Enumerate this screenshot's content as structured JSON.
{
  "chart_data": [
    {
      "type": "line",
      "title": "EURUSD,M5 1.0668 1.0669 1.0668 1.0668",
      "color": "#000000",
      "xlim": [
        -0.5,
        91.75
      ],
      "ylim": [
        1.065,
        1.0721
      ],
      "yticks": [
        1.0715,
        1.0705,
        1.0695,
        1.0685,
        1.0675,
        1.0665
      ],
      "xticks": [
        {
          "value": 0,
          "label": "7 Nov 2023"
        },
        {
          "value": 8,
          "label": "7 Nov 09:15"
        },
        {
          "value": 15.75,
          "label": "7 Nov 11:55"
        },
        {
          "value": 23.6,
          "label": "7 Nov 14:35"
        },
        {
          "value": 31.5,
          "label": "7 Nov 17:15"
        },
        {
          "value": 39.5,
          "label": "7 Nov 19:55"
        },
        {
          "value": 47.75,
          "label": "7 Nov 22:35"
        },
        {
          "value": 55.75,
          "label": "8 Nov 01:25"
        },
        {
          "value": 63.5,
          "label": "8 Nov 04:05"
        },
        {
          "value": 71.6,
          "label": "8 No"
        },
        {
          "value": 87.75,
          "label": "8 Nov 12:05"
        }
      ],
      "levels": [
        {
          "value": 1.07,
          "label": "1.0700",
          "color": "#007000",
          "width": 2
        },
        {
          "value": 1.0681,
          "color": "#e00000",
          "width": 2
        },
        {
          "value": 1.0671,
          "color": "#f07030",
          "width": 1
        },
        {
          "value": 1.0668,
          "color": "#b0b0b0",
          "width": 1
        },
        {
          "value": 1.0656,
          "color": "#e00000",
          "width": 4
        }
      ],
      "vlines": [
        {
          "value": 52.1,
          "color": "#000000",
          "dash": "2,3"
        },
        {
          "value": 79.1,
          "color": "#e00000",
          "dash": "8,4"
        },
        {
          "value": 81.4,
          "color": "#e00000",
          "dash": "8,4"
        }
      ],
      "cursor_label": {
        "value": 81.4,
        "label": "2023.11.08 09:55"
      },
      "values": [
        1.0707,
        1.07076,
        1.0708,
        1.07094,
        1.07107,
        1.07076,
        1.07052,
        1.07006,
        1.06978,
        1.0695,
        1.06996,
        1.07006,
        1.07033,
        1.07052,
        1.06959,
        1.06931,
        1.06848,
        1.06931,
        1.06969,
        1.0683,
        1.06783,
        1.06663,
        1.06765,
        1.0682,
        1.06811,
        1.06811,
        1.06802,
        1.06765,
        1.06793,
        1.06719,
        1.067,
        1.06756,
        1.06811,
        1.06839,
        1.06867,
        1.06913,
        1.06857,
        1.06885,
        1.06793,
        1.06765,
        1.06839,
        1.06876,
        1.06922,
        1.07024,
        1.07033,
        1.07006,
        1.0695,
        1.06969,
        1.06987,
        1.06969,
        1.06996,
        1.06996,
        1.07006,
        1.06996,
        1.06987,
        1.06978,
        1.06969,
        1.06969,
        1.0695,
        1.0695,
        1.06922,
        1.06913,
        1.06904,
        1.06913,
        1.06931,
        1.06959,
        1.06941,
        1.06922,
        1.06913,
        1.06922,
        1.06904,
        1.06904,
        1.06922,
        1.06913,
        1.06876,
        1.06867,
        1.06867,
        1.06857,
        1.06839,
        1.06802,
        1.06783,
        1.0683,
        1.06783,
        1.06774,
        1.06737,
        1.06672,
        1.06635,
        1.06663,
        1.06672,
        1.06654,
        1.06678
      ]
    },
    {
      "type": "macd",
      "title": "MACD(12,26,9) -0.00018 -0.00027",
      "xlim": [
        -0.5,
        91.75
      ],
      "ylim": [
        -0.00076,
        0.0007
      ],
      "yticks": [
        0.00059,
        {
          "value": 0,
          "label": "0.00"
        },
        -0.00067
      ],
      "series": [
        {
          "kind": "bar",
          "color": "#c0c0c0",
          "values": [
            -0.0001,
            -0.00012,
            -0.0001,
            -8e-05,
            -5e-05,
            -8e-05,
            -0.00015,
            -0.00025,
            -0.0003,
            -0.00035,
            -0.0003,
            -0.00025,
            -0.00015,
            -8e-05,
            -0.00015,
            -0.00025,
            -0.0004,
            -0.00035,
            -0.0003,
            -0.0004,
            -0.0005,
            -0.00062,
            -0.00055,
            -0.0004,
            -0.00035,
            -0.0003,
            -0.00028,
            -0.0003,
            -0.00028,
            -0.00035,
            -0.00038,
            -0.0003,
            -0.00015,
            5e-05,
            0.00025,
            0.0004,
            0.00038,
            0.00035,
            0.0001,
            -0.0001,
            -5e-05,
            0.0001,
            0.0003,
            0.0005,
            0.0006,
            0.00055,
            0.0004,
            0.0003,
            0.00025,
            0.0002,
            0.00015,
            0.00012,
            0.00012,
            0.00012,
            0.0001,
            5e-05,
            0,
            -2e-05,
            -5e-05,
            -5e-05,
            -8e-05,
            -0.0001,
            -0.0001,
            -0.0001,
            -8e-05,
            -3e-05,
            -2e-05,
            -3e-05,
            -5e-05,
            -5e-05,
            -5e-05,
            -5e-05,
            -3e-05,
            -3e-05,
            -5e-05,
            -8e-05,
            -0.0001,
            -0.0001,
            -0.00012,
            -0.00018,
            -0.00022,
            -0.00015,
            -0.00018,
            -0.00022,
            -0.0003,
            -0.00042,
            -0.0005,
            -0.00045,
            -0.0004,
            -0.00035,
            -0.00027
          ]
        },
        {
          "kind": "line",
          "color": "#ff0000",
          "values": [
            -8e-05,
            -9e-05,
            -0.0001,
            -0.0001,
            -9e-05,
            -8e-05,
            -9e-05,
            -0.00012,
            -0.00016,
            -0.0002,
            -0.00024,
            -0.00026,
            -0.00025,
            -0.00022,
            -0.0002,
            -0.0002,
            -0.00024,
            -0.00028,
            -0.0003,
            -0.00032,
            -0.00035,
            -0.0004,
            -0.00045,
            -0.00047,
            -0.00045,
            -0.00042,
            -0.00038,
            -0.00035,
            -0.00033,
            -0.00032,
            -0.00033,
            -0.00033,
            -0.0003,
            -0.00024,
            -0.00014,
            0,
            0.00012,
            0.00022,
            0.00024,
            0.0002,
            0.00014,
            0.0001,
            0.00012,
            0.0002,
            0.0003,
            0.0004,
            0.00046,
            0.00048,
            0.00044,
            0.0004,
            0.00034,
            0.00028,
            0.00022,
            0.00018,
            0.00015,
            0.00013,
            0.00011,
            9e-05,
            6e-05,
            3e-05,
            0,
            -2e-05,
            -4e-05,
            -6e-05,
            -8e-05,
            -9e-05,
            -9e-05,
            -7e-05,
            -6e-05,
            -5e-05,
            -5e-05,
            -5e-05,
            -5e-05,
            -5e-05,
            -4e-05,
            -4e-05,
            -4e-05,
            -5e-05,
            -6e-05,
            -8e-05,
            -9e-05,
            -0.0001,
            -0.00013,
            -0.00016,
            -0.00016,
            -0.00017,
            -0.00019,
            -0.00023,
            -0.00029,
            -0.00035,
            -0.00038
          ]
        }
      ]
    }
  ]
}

+-------+

YOUR TASK -
All of the records must be repeated exactly.

SOLUTION TO THIS PROBLEM -
Enumerate this screenshot's content as structured JSON.
{
  "chart_data": [
    {
      "type": "line",
      "title": "EURUSD,M5 1.0668 1.0669 1.0668 1.0668",
      "color": "#000000",
      "xlim": [
        -0.5,
        91.75
      ],
      "ylim": [
        1.065,
        1.0721
      ],
      "yticks": [
        1.0715,
        1.0705,
        1.0695,
        1.0685,
        1.0675,
        1.0665
      ],
      "xticks": [
        {
          "value": 0,
          "label": "7 Nov 2023"
        },
        {
          "value": 8,
          "label": "7 Nov 09:15"
        },
        {
          "value": 15.75,
          "label": "7 Nov 11:55"
        },
        {
          "value": 23.6,
          "label": "7 Nov 14:35"
        },
        {
          "value": 31.5,
          "label": "7 Nov 17:15"
        },
        {
          "value": 39.5,
          "label": "7 Nov 19:55"
        },
        {
          "value": 47.75,
          "label": "7 Nov 22:35"
        },
        {
          "value": 55.75,
          "label": "8 Nov 01:25"
        },
        {
          "value": 63.5,
          "label": "8 Nov 04:05"
        },
        {
          "value": 71.6,
          "label": "8 No"
        },
        {
          "value": 87.75,
          "label": "8 Nov 12:05"
        }
      ],
      "levels": [
        {
          "value": 1.07,
          "label": "1.0700",
          "color": "#007000",
          "width": 2
        },
        {
          "value": 1.0681,
          "color": "#e00000",
          "width": 2
        },
        {
          "value": 1.0671,
          "color": "#f07030",
          "width": 1
        },
        {
          "value": 1.0668,
          "color": "#b0b0b0",
          "width": 1
        },
        {
          "value": 1.0656,
          "color": "#e00000",
          "width": 4
        }
      ],
      "vlines": [
        {
          "value": 52.1,
          "color": "#000000",
          "dash": "2,3"
        },
        {
          "value": 79.1,
          "color": "#e00000",
          "dash": "8,4"
        },
        {
          "value": 81.4,
          "color": "#e00000",
          "dash": "8,4"
        }
      ],
      "cursor_label": {
        "value": 81.4,
        "label": "2023.11.08 09:55"
      },
      "values": [
        1.0707,
        1.07076,
        1.0708,
        1.07094,
        1.07107,
        1.07076,
        1.07052,
        1.07006,
        1.06978,
        1.0695,
        1.06996,
        1.07006,
        1.07033,
        1.07052,
        1.06959,
        1.06931,
        1.06848,
        1.06931,
        1.06969,
        1.0683,
        1.06783,
        1.06663,
        1.06765,
        1.0682,
        1.06811,
        1.06811,
        1.06802,
        1.06765,
        1.06793,
        1.06719,
        1.067,
        1.06756,
        1.06811,
        1.06839,
        1.06867,
        1.06913,
        1.06857,
        1.06885,
        1.06793,
        1.06765,
        1.06839,
        1.06876,
        1.06922,
        1.07024,
        1.07033,
        1.07006,
        1.0695,
        1.06969,
        1.06987,
        1.06969,
        1.06996,
        1.06996,
        1.07006,
        1.06996,
        1.06987,
        1.06978,
        1.06969,
        1.06969,
        1.0695,
        1.0695,
        1.06922,
        1.06913,
        1.06904,
        1.06913,
        1.06931,
        1.06959,
        1.06941,
        1.06922,
        1.06913,
        1.06922,
        1.06904,
        1.06904,
        1.06922,
        1.06913,
        1.06876,
        1.06867,
        1.06867,
        1.06857,
        1.06839,
        1.06802,
        1.06783,
        1.0683,
        1.06783,
        1.06774,
        1.06737,
        1.06672,
        1.06635,
        1.06663,
        1.06672,
        1.06654,
        1.06678
      ]
    },
    {
      "type": "macd",
      "title": "MACD(12,26,9) -0.00018 -0.00027",
      "xlim": [
        -0.5,
        91.75
      ],
      "ylim": [
        -0.00076,
        0.0007
      ],
      "yticks": [
        0.00059,
        {
          "value": 0,
          "label": "0.00"
        },
        -0.00067
      ],
      "series": [
        {
          "kind": "bar",
          "color": "#c0c0c0",
          "values": [
            -0.0001,
            -0.00012,
            -0.0001,
            -8e-05,
            -5e-05,
            -8e-05,
            -0.00015,
            -0.00025,
            -0.0003,
            -0.00035,
            -0.0003,
            -0.00025,
            -0.00015,
            -8e-05,
            -0.00015,
            -0.00025,
            -0.0004,
            -0.00035,
            -0.0003,
            -0.0004,
            -0.0005,
            -0.00062,
            -0.00055,
            -0.0004,
            -0.00035,
            -0.0003,
            -0.00028,
            -0.0003,
            -0.00028,
            -0.00035,
            -0.00038,
            -0.0003,
            -0.00015,
            5e-05,
            0.00025,
            0.0004,
            0.00038,
            0.00035,
            0.0001,
            -0.0001,
            -5e-05,
            0.0001,
            0.0003,
            0.0005,
            0.0006,
            0.00055,
            0.0004,
            0.0003,
            0.00025,
            0.0002,
            0.00015,
            0.00012,
            0.00012,
            0.00012,
            0.0001,
            5e-05,
            0,
            -2e-05,
            -5e-05,
            -5e-05,
            -8e-05,
            -0.0001,
            -0.0001,
            -0.0001,
            -8e-05,
            -3e-05,
            -2e-05,
            -3e-05,
            -5e-05,
            -5e-05,
            -5e-05,
            -5e-05,
            -3e-05,
            -3e-05,
            -5e-05,
            -8e-05,
            -0.0001,
            -0.0001,
            -0.00012,
            -0.00018,
            -0.00022,
            -0.00015,
            -0.00018,
            -0.00022,
            -0.0003,
            -0.00042,
            -0.0005,
            -0.00045,
            -0.0004,
            -0.00035,
            -0.00027
          ]
        },
        {
          "kind": "line",
          "color": "#ff0000",
          "values": [
            -8e-05,
            -9e-05,
            -0.0001,
            -0.0001,
            -9e-05,
            -8e-05,
            -9e-05,
            -0.00012,
            -0.00016,
            -0.0002,
            -0.00024,
            -0.00026,
            -0.00025,
            -0.00022,
            -0.0002,
            -0.0002,
            -0.00024,
            -0.00028,
            -0.0003,
            -0.00032,
            -0.00035,
            -0.0004,
            -0.00045,
            -0.00047,
            -0.00045,
            -0.00042,
            -0.00038,
            -0.00035,
            -0.00033,
            -0.00032,
            -0.00033,
            -0.00033,
            -0.0003,
            -0.00024,
            -0.00014,
            0,
            0.00012,
            0.00022,
            0.00024,
            0.0002,
            0.00014,
            0.0001,
            0.00012,
            0.0002,
            0.0003,
            0.0004,
            0.00046,
            0.00048,
            0.00044,
            0.0004,
            0.00034,
            0.00028,
            0.00022,
            0.00018,
            0.00015,
            0.00013,
            0.00011,
            9e-05,
            6e-05,
            3e-05,
            0,
            -2e-05,
            -4e-05,
            -6e-05,
            -8e-05,
            -9e-05,
            -9e-05,
            -7e-05,
            -6e-05,
            -5e-05,
            -5e-05,
            -5e-05,
            -5e-05,
            -5e-05,
            -4e-05,
            -4e-05,
            -4e-05,
            -5e-05,
            -6e-05,
            -8e-05,
            -9e-05,
            -0.0001,
            -0.00013,
            -0.00016,
            -0.00016,
            -0.00017,
            -0.00019,
            -0.00023,
            -0.00029,
            -0.00035,
            -0.00038
          ]
        }
      ]
    }
  ]
}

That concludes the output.